> Exercise instructions
In the entries below, find the lines with the word "address" and copy them.

━━━

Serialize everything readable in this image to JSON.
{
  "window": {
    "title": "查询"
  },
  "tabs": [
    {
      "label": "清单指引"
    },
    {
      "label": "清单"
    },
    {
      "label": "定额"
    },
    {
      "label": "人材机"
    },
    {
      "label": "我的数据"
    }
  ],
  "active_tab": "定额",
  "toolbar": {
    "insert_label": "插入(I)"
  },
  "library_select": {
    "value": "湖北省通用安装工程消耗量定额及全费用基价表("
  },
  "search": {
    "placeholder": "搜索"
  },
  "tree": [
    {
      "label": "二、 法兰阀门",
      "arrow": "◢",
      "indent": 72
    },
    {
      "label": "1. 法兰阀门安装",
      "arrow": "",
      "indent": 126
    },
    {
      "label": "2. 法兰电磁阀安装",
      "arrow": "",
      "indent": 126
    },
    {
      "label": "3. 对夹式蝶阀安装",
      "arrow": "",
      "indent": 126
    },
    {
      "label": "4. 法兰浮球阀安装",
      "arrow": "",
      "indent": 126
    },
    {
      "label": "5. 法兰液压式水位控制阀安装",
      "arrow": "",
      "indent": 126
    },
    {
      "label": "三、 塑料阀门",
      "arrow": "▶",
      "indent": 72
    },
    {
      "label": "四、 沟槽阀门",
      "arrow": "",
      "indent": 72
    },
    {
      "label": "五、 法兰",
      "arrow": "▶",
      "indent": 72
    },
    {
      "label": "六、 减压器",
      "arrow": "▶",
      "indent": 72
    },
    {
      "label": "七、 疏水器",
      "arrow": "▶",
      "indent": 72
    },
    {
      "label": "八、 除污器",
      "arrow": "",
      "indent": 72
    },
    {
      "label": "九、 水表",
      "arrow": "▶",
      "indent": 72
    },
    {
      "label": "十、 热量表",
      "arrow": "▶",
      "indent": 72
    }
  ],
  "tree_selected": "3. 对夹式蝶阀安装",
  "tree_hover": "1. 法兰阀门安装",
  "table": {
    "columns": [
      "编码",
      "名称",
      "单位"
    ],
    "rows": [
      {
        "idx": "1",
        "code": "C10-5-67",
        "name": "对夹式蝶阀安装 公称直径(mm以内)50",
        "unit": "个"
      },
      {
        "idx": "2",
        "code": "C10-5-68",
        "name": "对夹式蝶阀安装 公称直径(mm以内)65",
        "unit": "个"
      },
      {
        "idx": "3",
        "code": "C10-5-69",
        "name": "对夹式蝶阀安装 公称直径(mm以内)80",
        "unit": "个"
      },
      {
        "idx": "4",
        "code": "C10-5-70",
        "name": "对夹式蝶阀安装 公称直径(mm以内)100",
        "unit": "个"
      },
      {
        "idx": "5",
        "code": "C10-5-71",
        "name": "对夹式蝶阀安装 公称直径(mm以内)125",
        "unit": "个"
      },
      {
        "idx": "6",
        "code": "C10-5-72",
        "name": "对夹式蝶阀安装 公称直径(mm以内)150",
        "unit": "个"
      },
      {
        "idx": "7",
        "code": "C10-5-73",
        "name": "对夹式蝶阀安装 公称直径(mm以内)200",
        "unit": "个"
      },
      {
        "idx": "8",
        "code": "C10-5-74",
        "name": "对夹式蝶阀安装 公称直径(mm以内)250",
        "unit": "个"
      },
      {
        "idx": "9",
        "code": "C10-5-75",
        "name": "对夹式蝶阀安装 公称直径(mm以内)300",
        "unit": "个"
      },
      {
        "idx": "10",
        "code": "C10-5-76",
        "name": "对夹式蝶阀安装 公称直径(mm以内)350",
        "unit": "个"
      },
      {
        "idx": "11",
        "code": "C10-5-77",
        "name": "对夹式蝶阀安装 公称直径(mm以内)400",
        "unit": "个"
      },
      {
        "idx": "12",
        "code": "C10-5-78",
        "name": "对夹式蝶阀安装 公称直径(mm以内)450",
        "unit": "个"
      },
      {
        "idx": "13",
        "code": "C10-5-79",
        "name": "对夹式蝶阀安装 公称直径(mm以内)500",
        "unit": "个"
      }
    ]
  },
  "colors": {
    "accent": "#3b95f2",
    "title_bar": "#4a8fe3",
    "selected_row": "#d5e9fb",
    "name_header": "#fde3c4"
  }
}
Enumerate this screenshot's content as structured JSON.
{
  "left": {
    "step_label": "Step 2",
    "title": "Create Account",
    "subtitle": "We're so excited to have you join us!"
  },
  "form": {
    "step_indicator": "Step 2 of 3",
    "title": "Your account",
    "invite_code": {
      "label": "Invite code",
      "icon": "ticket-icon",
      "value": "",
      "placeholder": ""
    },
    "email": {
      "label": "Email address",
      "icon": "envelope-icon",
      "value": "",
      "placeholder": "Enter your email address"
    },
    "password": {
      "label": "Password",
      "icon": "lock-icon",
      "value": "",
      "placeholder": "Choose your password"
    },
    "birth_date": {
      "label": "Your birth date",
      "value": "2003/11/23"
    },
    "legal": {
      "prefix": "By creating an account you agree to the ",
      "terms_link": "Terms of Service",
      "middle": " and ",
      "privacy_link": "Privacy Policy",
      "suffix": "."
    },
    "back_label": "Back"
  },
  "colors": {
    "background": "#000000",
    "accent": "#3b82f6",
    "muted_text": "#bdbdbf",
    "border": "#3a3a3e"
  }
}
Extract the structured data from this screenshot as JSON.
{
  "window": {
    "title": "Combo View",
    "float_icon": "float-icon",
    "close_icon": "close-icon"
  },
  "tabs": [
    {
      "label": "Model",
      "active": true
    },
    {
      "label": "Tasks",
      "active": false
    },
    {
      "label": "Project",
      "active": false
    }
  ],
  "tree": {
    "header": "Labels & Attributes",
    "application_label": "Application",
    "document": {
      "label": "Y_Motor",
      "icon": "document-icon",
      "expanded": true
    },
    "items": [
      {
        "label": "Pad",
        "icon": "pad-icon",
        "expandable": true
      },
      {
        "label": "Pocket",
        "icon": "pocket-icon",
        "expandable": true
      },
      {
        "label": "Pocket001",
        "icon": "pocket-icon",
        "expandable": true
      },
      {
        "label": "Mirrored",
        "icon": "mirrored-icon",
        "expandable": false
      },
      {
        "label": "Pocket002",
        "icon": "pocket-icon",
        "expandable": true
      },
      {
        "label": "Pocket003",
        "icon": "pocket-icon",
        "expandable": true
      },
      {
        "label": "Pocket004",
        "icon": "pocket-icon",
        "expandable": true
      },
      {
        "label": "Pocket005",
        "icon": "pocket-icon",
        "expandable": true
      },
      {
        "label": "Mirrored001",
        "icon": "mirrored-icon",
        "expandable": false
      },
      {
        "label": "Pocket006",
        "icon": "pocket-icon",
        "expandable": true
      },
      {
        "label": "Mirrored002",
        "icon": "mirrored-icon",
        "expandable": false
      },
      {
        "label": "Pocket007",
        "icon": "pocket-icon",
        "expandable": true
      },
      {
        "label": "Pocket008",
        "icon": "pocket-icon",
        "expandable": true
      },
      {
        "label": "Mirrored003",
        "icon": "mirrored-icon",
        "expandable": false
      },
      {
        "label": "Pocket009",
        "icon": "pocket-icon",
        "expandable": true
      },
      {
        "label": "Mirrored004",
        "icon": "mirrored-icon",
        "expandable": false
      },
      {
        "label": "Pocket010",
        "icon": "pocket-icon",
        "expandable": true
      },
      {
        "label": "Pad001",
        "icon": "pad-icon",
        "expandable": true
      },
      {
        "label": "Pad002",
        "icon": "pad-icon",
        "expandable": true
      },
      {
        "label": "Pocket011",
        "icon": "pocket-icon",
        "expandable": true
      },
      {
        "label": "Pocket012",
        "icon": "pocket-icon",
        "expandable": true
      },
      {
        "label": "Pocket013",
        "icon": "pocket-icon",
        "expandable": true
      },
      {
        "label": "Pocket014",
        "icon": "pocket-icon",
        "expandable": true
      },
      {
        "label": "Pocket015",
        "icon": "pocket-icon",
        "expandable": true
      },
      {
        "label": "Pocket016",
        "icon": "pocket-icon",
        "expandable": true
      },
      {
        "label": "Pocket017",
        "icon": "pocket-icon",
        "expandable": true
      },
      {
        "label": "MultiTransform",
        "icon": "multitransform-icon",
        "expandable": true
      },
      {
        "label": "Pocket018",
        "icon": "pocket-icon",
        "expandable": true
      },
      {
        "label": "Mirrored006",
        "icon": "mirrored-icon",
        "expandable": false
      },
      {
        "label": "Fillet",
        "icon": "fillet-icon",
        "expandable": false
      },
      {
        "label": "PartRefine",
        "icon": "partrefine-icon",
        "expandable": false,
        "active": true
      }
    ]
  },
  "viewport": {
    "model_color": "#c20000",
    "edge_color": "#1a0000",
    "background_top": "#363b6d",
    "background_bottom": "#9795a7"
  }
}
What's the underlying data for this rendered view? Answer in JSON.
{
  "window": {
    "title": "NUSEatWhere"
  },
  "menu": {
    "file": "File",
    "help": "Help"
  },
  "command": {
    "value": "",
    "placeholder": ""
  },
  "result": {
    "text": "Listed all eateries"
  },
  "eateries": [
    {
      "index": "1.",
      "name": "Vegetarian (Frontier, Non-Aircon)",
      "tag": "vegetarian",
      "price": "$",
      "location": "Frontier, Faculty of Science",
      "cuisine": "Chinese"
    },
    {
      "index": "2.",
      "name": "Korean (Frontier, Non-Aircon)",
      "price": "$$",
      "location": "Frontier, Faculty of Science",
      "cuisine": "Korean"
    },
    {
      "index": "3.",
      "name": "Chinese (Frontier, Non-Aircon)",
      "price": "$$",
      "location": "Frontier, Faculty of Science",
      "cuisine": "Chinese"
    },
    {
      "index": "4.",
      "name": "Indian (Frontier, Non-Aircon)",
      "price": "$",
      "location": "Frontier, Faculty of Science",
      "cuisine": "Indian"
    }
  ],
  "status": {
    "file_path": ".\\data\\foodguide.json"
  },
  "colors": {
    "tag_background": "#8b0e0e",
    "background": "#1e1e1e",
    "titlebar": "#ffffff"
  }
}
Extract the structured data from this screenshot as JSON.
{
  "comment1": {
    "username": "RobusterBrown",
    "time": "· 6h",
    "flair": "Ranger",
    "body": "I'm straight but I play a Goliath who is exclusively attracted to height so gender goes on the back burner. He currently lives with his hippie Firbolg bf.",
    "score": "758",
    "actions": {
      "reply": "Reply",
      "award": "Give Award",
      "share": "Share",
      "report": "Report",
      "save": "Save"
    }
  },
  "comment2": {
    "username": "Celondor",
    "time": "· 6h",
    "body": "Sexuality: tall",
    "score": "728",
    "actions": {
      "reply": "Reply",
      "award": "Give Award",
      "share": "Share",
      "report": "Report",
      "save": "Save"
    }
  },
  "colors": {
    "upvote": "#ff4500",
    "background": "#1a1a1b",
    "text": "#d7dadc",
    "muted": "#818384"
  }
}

━━━

> Exercise result
      "label": "Email address",
      "placeholder": "Enter your email address"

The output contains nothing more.